What the task requires
Quote the entries word for word. Omit the pictures.

Material provided

---

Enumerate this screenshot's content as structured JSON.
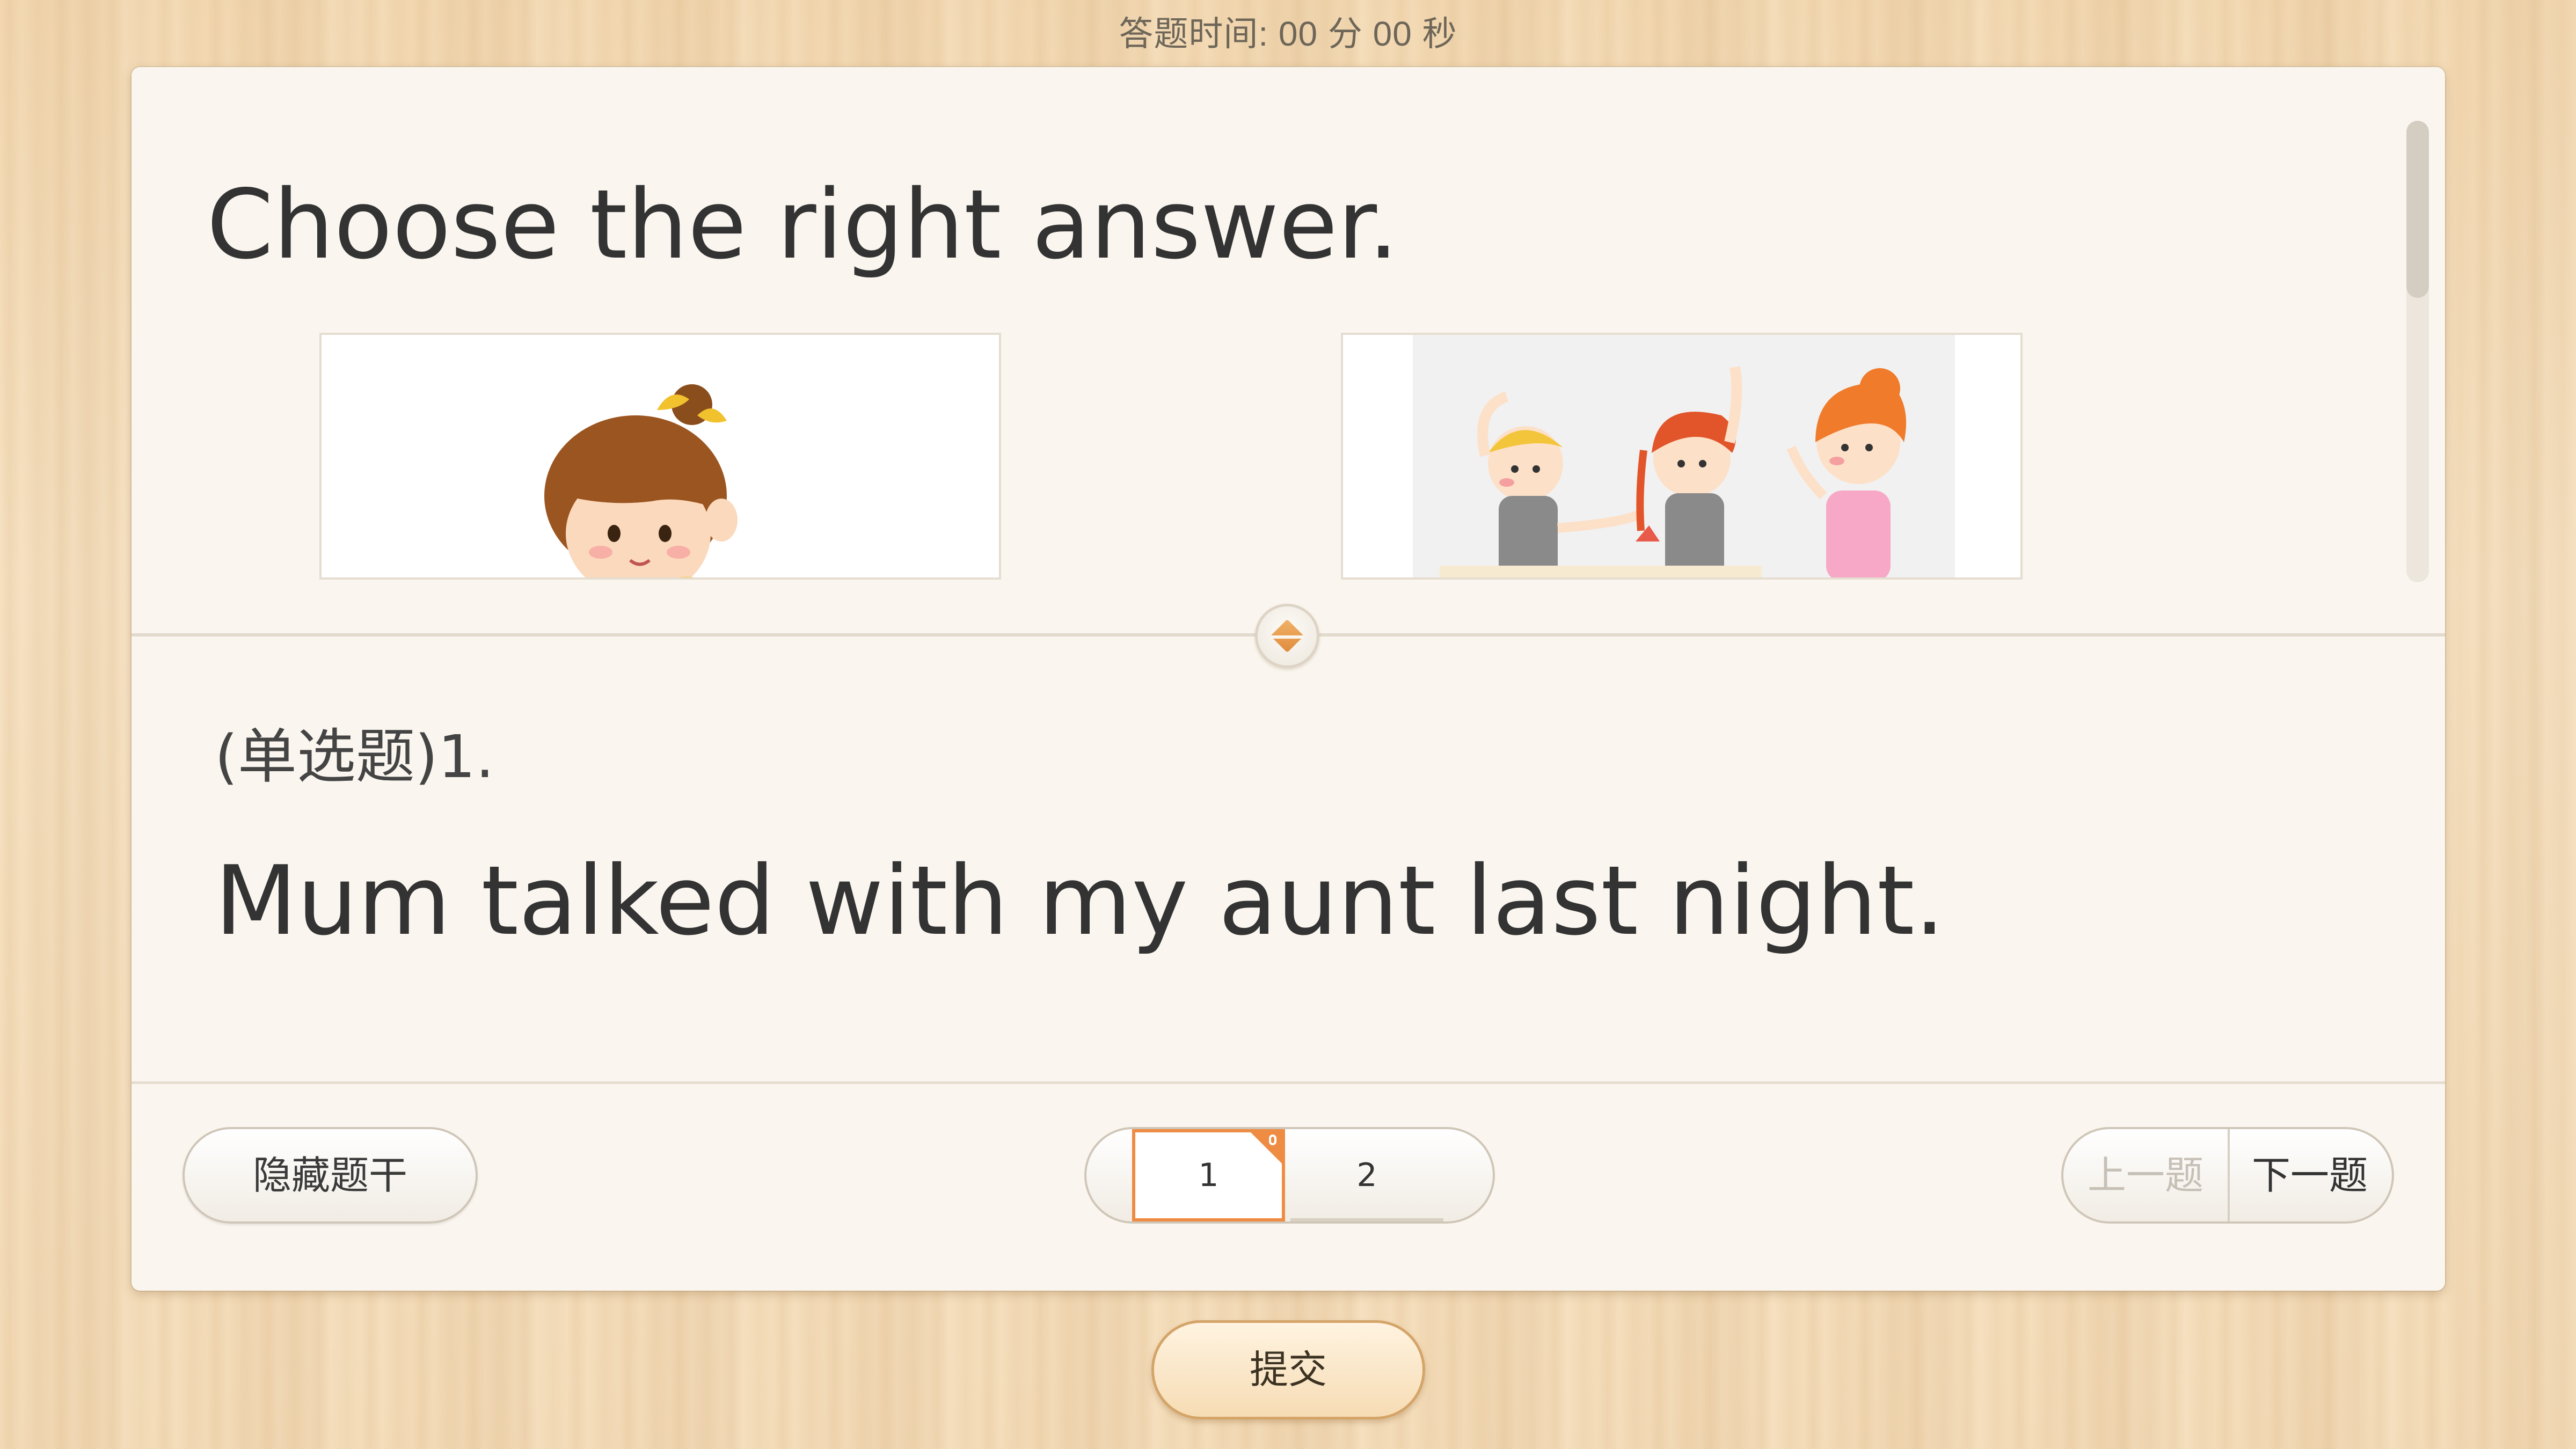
{
  "timer": {
    "text": "答题时间:  00 分 00 秒"
  },
  "stem": {
    "instruction": "Choose the right answer.",
    "images": [
      {
        "name": "girl-illustration"
      },
      {
        "name": "ballet-girls-illustration"
      }
    ]
  },
  "question": {
    "type_label": "(单选题)1.",
    "sentence": "Mum talked with my aunt last night."
  },
  "toolbar": {
    "hide_stem_label": "隐藏题干",
    "pages": [
      "1",
      "2"
    ],
    "current_page": 1,
    "prev_label": "上一题",
    "next_label": "下一题"
  },
  "submit": {
    "label": "提交"
  },
  "colors": {
    "accent": "#ef8c43",
    "panel": "#faf6ef",
    "background": "#f3dab6"
  },
  "icons": {
    "splitter": "splitter-handle-icon",
    "page_flag": "bookmark-flag-icon"
  }
}
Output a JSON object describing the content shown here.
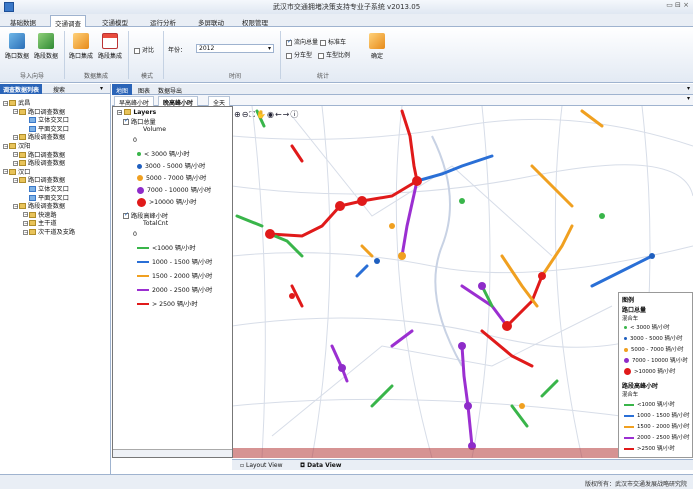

---

Answer to this problem
Enumerate this screenshot's content as structured JSON.
{
  "timer": {
    "text": "答题时间:  00 分 00 秒"
  },
  "stem": {
    "instruction": "Choose the right answer.",
    "images": [
      {
        "name": "girl-illustration"
      },
      {
        "name": "ballet-girls-illustration"
      }
    ]
  },
  "question": {
    "type_label": "(单选题)1.",
    "sentence": "Mum talked with my aunt last night."
  },
  "toolbar": {
    "hide_stem_label": "隐藏题干",
    "pages": [
      "1",
      "2"
    ],
    "current_page": 1,
    "prev_label": "上一题",
    "next_label": "下一题"
  },
  "submit": {
    "label": "提交"
  },
  "colors": {
    "accent": "#ef8c43",
    "panel": "#faf6ef",
    "background": "#f3dab6"
  },
  "icons": {
    "splitter": "splitter-handle-icon",
    "page_flag": "bookmark-flag-icon"
  }
}
Output a JSON object describing the content shown here.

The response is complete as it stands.